Stored data
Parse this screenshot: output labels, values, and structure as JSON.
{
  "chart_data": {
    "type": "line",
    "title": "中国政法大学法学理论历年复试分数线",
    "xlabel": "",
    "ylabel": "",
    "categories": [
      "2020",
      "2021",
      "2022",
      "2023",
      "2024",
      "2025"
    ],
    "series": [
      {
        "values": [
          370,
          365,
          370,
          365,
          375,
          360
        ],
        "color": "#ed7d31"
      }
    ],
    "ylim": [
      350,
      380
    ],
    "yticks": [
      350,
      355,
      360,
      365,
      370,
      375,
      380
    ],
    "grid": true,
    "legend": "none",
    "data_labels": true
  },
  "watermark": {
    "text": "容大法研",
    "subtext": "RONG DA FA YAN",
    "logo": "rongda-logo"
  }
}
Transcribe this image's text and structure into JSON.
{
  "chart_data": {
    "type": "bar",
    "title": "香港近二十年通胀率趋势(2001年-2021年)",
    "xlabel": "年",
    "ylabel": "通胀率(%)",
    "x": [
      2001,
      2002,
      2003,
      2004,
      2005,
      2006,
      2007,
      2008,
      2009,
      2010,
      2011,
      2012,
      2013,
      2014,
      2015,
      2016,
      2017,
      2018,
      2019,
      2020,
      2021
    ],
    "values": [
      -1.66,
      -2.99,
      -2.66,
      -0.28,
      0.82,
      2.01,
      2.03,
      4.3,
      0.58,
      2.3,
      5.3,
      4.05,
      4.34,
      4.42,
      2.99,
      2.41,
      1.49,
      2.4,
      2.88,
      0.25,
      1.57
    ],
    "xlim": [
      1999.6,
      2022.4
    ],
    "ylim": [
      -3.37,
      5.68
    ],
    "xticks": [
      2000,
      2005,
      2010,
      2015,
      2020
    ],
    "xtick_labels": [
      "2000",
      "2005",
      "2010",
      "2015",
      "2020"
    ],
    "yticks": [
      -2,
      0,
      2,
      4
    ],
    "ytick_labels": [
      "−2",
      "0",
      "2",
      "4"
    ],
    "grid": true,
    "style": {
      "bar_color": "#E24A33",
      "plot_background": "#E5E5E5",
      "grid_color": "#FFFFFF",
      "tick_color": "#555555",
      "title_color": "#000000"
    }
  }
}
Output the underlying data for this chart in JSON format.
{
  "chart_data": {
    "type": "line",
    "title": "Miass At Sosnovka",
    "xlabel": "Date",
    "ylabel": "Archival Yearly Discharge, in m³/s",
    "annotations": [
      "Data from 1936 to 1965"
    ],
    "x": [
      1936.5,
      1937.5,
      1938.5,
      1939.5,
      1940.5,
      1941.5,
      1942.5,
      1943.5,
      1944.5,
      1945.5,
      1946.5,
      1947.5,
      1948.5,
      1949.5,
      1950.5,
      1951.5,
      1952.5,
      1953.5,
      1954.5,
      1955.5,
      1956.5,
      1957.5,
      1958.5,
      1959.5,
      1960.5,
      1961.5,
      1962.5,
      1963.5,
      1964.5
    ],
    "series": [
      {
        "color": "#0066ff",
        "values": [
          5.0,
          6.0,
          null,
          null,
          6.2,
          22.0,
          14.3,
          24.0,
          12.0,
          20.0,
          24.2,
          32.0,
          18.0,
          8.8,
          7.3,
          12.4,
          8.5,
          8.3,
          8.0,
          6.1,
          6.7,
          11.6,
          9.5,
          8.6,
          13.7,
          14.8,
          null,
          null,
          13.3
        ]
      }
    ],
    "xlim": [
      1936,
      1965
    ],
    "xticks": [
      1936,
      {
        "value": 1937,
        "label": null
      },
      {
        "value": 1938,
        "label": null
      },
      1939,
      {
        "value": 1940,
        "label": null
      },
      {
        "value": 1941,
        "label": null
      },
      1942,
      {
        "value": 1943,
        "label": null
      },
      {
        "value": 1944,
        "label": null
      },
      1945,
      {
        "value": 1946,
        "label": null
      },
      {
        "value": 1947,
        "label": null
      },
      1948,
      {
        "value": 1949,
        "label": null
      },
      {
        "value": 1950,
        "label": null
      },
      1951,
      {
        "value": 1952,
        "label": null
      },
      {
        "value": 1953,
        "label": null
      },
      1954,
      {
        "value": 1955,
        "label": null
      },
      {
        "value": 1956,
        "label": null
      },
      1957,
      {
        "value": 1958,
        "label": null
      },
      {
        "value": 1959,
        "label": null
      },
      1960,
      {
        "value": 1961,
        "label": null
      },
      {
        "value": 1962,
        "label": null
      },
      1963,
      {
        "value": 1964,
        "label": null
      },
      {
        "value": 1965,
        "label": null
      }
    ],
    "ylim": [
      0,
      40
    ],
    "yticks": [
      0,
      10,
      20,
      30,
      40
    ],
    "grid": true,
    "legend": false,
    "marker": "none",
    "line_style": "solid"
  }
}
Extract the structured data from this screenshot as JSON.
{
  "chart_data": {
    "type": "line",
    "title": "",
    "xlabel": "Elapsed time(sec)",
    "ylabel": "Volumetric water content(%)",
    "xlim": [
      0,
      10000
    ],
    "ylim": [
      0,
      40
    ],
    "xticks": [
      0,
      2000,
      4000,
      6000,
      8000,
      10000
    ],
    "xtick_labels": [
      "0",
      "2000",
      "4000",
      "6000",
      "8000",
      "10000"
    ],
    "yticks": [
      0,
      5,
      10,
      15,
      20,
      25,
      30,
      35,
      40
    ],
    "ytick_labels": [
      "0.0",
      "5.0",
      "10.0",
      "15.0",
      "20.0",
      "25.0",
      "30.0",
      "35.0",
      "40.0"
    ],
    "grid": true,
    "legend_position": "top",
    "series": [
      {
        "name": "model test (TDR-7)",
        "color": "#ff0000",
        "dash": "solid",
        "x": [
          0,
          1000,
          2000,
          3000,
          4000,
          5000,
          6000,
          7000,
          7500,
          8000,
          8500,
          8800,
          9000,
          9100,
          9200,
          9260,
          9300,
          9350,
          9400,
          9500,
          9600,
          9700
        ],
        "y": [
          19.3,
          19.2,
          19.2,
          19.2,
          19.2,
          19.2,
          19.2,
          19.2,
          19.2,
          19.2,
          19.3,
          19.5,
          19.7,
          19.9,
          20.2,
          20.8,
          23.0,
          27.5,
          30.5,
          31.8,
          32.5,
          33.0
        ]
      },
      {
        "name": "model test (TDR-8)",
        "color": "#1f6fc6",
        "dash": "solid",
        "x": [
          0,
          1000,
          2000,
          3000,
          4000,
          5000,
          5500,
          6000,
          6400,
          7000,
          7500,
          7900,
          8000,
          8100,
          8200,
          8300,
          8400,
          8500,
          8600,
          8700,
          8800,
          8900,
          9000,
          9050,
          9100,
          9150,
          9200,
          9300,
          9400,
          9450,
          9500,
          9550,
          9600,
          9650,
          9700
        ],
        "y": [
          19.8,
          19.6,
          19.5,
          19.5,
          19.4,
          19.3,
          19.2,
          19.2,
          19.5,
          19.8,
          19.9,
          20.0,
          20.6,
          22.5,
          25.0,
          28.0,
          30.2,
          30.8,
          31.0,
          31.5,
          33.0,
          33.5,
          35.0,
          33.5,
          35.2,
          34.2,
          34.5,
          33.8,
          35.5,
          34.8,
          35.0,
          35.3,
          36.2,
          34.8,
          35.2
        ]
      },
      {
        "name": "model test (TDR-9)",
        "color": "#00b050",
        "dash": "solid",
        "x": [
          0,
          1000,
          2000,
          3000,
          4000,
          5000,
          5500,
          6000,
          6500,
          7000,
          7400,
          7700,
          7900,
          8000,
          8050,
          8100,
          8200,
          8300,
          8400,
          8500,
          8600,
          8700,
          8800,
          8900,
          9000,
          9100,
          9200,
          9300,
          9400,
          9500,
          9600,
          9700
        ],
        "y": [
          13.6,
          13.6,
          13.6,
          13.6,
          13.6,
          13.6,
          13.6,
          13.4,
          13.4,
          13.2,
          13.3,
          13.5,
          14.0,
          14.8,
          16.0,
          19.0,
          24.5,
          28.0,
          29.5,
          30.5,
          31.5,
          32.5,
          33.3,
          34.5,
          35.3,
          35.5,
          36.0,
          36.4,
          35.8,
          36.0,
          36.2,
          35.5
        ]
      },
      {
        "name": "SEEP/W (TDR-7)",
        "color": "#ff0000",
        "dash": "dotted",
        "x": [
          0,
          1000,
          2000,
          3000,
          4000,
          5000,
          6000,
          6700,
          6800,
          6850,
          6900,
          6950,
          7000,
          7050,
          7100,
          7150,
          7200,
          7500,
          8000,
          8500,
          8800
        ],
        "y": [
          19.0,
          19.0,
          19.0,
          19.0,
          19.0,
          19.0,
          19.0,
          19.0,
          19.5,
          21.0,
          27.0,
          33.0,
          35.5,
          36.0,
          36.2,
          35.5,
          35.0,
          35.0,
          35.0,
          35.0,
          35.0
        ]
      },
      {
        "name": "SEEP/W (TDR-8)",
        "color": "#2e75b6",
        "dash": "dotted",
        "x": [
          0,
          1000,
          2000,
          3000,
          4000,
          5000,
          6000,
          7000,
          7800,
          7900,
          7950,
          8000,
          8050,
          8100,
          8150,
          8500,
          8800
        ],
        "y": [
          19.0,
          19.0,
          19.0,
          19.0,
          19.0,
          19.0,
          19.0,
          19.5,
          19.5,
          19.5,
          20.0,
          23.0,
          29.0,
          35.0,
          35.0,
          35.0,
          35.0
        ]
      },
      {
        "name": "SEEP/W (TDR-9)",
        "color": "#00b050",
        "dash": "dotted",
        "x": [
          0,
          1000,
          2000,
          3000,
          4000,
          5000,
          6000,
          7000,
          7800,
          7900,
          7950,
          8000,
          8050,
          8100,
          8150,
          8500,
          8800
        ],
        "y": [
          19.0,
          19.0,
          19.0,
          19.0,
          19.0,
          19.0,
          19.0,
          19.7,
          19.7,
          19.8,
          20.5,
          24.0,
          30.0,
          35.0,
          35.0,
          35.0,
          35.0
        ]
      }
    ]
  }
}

Exercise objective
In the listing, find all lines with the string "values" and copy them.

Answer below
Parse this screenshot: output labels, values, and structure as JSON.
        "values": [
    "values": [
        "values": [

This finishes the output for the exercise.